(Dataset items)
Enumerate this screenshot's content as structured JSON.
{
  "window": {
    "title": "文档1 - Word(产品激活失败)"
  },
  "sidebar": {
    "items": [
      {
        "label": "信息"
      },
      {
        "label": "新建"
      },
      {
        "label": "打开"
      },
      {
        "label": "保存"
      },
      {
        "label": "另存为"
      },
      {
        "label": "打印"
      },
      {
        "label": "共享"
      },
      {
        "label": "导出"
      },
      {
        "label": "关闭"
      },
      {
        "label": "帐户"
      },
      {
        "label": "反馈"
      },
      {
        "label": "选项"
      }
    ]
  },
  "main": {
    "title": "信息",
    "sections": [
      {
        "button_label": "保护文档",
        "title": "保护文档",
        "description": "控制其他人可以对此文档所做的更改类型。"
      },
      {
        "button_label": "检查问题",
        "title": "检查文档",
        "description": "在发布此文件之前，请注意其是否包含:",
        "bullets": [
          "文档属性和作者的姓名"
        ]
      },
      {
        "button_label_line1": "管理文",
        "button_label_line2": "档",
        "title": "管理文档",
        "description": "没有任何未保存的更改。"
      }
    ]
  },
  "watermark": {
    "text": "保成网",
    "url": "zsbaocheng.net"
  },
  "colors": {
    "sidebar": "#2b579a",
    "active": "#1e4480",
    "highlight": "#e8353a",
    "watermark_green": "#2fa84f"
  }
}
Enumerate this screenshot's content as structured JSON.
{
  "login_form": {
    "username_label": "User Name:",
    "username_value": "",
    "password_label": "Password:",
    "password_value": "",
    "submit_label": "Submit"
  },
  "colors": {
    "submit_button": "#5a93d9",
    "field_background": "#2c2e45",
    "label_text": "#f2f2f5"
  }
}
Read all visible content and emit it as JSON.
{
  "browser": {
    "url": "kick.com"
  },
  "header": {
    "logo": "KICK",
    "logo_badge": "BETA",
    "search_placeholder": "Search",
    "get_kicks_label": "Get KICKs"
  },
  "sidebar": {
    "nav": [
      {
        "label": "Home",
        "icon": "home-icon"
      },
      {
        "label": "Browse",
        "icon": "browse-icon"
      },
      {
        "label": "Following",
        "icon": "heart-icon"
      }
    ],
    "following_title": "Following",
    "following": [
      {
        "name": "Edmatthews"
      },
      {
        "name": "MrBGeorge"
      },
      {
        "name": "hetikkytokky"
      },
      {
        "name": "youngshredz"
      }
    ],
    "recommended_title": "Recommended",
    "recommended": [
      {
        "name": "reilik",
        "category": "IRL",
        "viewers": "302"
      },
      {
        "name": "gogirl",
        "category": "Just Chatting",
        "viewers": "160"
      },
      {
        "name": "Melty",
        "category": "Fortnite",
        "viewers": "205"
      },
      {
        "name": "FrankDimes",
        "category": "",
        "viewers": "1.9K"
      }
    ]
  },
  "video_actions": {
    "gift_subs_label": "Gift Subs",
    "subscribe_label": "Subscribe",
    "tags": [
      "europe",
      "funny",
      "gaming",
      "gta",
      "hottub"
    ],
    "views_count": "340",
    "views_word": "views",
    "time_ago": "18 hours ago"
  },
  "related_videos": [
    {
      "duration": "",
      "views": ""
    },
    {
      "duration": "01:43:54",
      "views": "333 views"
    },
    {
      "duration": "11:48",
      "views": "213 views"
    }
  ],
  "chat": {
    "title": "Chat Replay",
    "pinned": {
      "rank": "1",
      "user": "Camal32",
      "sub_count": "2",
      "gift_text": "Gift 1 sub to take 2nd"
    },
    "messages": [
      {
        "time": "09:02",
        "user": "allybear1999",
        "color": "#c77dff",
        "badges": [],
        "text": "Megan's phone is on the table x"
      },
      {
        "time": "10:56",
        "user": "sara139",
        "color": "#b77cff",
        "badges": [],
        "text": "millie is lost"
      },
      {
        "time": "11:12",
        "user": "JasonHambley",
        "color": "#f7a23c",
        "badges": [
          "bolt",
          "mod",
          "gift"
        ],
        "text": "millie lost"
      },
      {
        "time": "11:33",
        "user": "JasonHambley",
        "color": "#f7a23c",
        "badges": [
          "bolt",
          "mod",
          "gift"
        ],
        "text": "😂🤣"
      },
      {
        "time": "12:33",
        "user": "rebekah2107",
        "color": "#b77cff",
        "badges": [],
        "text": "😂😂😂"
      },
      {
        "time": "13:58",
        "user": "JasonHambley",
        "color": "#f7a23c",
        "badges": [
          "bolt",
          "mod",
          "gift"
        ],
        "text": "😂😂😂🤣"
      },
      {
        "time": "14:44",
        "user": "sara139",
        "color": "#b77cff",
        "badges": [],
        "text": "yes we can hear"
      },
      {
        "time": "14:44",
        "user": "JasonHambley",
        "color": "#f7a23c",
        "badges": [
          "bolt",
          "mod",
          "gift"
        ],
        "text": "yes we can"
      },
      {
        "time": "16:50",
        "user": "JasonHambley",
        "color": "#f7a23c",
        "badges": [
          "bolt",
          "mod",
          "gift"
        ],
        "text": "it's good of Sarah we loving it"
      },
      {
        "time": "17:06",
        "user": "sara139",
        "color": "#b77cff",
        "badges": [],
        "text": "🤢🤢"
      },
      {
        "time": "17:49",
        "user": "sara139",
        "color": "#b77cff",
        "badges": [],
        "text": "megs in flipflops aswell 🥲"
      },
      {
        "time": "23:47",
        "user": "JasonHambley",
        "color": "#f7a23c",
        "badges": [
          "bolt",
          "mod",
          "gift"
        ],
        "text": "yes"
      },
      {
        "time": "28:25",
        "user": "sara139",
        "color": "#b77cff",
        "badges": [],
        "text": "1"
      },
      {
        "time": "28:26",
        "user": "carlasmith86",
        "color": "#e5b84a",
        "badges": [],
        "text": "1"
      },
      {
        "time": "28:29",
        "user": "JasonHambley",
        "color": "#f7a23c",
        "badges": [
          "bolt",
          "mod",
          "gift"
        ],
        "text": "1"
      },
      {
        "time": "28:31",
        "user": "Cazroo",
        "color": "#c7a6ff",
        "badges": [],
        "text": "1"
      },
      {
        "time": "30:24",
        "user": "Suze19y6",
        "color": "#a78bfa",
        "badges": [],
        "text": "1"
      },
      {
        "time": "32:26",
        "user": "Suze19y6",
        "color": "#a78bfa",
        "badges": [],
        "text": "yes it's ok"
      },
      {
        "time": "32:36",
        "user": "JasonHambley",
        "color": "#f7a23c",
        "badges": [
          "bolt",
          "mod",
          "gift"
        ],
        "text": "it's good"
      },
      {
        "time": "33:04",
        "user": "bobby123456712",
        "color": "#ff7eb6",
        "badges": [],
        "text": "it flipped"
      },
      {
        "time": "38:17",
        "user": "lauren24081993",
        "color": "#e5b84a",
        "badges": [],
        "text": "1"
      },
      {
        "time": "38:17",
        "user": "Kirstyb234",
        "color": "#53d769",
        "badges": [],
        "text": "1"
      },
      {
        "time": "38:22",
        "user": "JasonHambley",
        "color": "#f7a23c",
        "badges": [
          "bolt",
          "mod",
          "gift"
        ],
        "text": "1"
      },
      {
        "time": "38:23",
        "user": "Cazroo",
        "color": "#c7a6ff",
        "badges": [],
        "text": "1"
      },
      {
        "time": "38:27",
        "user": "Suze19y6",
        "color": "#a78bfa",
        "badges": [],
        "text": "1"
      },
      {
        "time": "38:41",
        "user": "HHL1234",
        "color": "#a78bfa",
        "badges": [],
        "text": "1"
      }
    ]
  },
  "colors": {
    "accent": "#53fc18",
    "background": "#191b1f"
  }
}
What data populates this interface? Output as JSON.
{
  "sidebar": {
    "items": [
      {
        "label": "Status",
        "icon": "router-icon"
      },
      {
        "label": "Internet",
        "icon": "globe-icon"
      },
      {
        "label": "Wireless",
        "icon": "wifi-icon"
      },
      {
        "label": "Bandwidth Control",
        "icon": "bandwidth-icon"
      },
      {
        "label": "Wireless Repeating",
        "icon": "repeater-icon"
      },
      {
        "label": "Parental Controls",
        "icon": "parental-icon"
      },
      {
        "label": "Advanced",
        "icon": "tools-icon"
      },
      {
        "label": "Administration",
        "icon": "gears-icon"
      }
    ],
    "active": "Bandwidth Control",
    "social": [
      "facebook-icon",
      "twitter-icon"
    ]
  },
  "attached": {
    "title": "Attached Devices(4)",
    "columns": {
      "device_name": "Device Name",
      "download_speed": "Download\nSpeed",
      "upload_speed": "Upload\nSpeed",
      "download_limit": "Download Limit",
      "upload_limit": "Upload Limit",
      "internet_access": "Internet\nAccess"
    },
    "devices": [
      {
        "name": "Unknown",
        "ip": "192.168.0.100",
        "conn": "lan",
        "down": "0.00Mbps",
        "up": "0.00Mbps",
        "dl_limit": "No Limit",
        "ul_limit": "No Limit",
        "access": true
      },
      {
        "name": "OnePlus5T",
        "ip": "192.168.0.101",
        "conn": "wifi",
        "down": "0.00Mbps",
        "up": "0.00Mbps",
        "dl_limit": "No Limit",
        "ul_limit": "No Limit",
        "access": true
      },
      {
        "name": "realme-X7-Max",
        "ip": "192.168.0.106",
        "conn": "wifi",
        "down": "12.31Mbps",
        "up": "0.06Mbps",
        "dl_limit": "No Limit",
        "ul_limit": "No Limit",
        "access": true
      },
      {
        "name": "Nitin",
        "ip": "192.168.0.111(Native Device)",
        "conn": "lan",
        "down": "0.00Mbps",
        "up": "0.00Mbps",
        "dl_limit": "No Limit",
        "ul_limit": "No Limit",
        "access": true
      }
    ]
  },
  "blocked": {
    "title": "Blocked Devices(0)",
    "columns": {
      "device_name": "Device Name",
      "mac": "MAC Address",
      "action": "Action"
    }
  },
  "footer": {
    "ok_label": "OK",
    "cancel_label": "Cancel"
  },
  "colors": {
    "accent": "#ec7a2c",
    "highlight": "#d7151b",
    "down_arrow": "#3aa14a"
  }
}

▸ **Task**: Collect each line of the entries that has the word "Upload", copying it in full.

▸ **Complete output**:
      "upload_speed": "Upload\nSpeed",
      "upload_limit": "Upload Limit",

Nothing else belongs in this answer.